**Data for processing**
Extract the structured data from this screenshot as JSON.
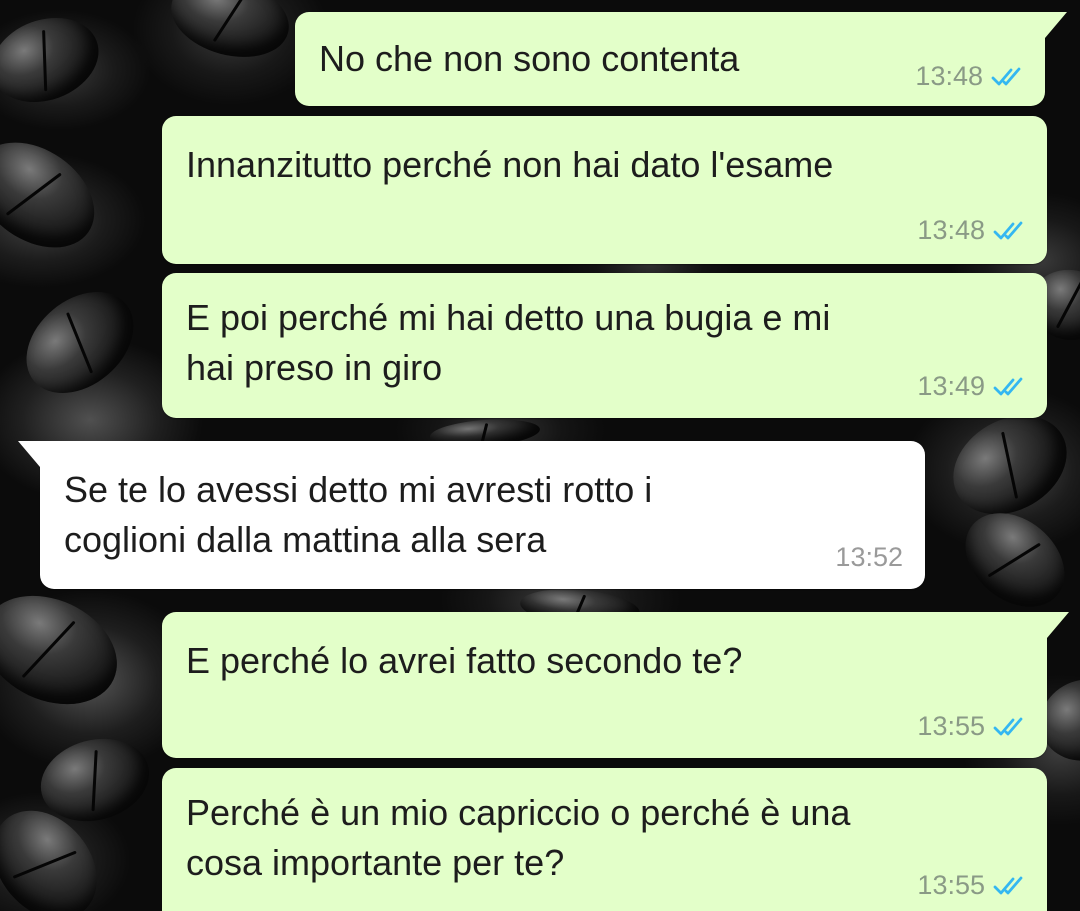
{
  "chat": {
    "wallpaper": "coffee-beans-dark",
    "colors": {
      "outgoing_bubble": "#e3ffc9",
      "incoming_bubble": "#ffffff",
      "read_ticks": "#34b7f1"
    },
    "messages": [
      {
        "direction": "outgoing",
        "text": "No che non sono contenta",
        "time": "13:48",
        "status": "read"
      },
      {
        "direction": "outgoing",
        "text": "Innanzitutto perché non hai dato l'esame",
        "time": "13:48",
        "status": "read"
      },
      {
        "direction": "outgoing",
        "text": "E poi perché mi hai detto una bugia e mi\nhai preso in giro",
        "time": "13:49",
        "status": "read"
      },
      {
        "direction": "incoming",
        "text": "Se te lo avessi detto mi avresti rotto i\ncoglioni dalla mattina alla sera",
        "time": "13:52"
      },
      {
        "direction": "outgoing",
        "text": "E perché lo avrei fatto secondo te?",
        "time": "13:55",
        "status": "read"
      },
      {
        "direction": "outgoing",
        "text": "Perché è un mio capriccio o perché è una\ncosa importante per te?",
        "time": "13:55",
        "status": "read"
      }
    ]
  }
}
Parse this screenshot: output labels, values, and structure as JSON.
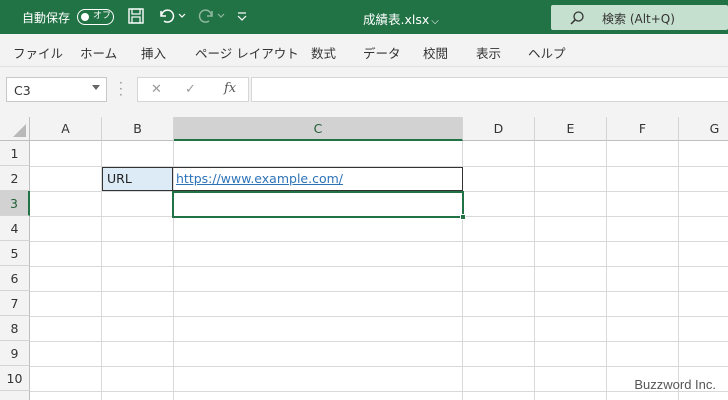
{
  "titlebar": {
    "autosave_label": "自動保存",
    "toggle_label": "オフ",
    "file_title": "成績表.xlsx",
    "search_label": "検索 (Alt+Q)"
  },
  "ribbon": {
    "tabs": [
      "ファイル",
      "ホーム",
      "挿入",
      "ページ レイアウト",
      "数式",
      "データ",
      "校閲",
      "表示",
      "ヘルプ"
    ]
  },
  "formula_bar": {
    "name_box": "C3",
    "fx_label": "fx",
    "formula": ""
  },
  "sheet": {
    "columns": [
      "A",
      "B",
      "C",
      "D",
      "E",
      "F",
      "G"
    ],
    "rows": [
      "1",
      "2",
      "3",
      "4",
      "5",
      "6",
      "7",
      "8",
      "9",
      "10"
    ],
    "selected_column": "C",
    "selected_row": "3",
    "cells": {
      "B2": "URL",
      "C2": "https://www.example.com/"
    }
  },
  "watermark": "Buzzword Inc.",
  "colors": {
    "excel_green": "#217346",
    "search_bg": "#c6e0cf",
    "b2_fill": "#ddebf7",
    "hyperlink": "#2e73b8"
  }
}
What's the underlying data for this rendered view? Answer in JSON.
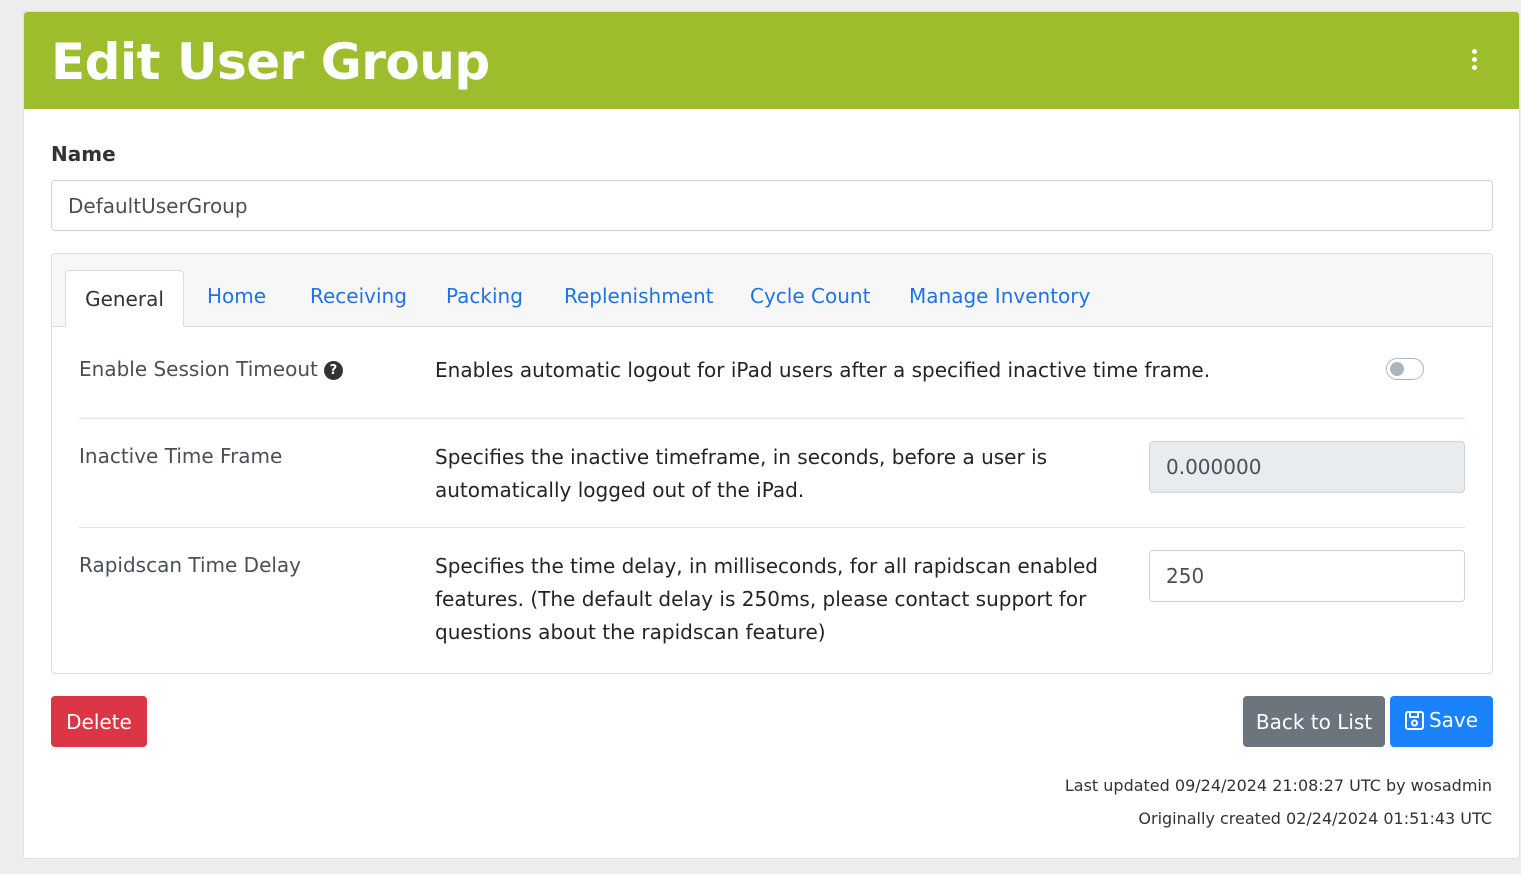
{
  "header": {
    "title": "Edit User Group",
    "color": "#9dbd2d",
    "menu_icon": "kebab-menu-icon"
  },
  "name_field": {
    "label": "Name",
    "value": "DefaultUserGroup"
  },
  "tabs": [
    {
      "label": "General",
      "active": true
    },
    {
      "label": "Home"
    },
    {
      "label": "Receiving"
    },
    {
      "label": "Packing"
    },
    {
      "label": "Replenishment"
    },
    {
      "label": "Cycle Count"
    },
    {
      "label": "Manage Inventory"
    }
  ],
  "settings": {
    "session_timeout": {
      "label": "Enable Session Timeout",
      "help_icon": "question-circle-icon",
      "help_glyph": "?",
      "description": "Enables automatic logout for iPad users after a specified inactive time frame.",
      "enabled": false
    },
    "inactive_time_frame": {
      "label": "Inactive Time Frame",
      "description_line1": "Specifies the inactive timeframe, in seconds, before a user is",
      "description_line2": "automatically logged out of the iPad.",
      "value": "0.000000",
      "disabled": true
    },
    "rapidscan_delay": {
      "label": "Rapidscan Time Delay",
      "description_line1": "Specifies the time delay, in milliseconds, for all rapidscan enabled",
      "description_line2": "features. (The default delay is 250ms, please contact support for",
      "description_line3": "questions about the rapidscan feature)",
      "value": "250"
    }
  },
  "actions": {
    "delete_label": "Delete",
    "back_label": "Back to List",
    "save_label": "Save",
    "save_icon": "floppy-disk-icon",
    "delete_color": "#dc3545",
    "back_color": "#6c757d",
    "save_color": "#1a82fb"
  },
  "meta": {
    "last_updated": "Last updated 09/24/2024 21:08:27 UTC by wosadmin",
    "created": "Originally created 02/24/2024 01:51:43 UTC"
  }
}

**Written instruction**
Repeat the lines above exactly, and keep every picture out.

**Exercise response**
Extract the structured data from this screenshot as JSON.
{
  "chat": {
    "wallpaper": "coffee-beans-dark",
    "colors": {
      "outgoing_bubble": "#e3ffc9",
      "incoming_bubble": "#ffffff",
      "read_ticks": "#34b7f1"
    },
    "messages": [
      {
        "direction": "outgoing",
        "text": "No che non sono contenta",
        "time": "13:48",
        "status": "read"
      },
      {
        "direction": "outgoing",
        "text": "Innanzitutto perché non hai dato l'esame",
        "time": "13:48",
        "status": "read"
      },
      {
        "direction": "outgoing",
        "text": "E poi perché mi hai detto una bugia e mi\nhai preso in giro",
        "time": "13:49",
        "status": "read"
      },
      {
        "direction": "incoming",
        "text": "Se te lo avessi detto mi avresti rotto i\ncoglioni dalla mattina alla sera",
        "time": "13:52"
      },
      {
        "direction": "outgoing",
        "text": "E perché lo avrei fatto secondo te?",
        "time": "13:55",
        "status": "read"
      },
      {
        "direction": "outgoing",
        "text": "Perché è un mio capriccio o perché è una\ncosa importante per te?",
        "time": "13:55",
        "status": "read"
      }
    ]
  }
}
Parse this screenshot: output labels, values, and structure as JSON.
{
  "titlebar": {
    "autosave_label": "自動保存",
    "toggle_label": "オフ",
    "file_title": "成績表.xlsx",
    "search_label": "検索 (Alt+Q)"
  },
  "ribbon": {
    "tabs": [
      "ファイル",
      "ホーム",
      "挿入",
      "ページ レイアウト",
      "数式",
      "データ",
      "校閲",
      "表示",
      "ヘルプ"
    ]
  },
  "formula_bar": {
    "name_box": "C3",
    "fx_label": "fx",
    "formula": ""
  },
  "sheet": {
    "columns": [
      "A",
      "B",
      "C",
      "D",
      "E",
      "F",
      "G"
    ],
    "rows": [
      "1",
      "2",
      "3",
      "4",
      "5",
      "6",
      "7",
      "8",
      "9",
      "10"
    ],
    "selected_column": "C",
    "selected_row": "3",
    "cells": {
      "B2": "URL",
      "C2": "https://www.example.com/"
    }
  },
  "watermark": "Buzzword Inc.",
  "colors": {
    "excel_green": "#217346",
    "search_bg": "#c6e0cf",
    "b2_fill": "#ddebf7",
    "hyperlink": "#2e73b8"
  }
}
What's the underlying data for this rendered view? Answer in JSON.
{
  "header": {
    "title": "Edit User Group",
    "color": "#9dbd2d",
    "menu_icon": "kebab-menu-icon"
  },
  "name_field": {
    "label": "Name",
    "value": "DefaultUserGroup"
  },
  "tabs": [
    {
      "label": "General",
      "active": true
    },
    {
      "label": "Home"
    },
    {
      "label": "Receiving"
    },
    {
      "label": "Packing"
    },
    {
      "label": "Replenishment"
    },
    {
      "label": "Cycle Count"
    },
    {
      "label": "Manage Inventory"
    }
  ],
  "settings": {
    "session_timeout": {
      "label": "Enable Session Timeout",
      "help_icon": "question-circle-icon",
      "help_glyph": "?",
      "description": "Enables automatic logout for iPad users after a specified inactive time frame.",
      "enabled": false
    },
    "inactive_time_frame": {
      "label": "Inactive Time Frame",
      "description_line1": "Specifies the inactive timeframe, in seconds, before a user is",
      "description_line2": "automatically logged out of the iPad.",
      "value": "0.000000",
      "disabled": true
    },
    "rapidscan_delay": {
      "label": "Rapidscan Time Delay",
      "description_line1": "Specifies the time delay, in milliseconds, for all rapidscan enabled",
      "description_line2": "features. (The default delay is 250ms, please contact support for",
      "description_line3": "questions about the rapidscan feature)",
      "value": "250"
    }
  },
  "actions": {
    "delete_label": "Delete",
    "back_label": "Back to List",
    "save_label": "Save",
    "save_icon": "floppy-disk-icon",
    "delete_color": "#dc3545",
    "back_color": "#6c757d",
    "save_color": "#1a82fb"
  },
  "meta": {
    "last_updated": "Last updated 09/24/2024 21:08:27 UTC by wosadmin",
    "created": "Originally created 02/24/2024 01:51:43 UTC"
  }
}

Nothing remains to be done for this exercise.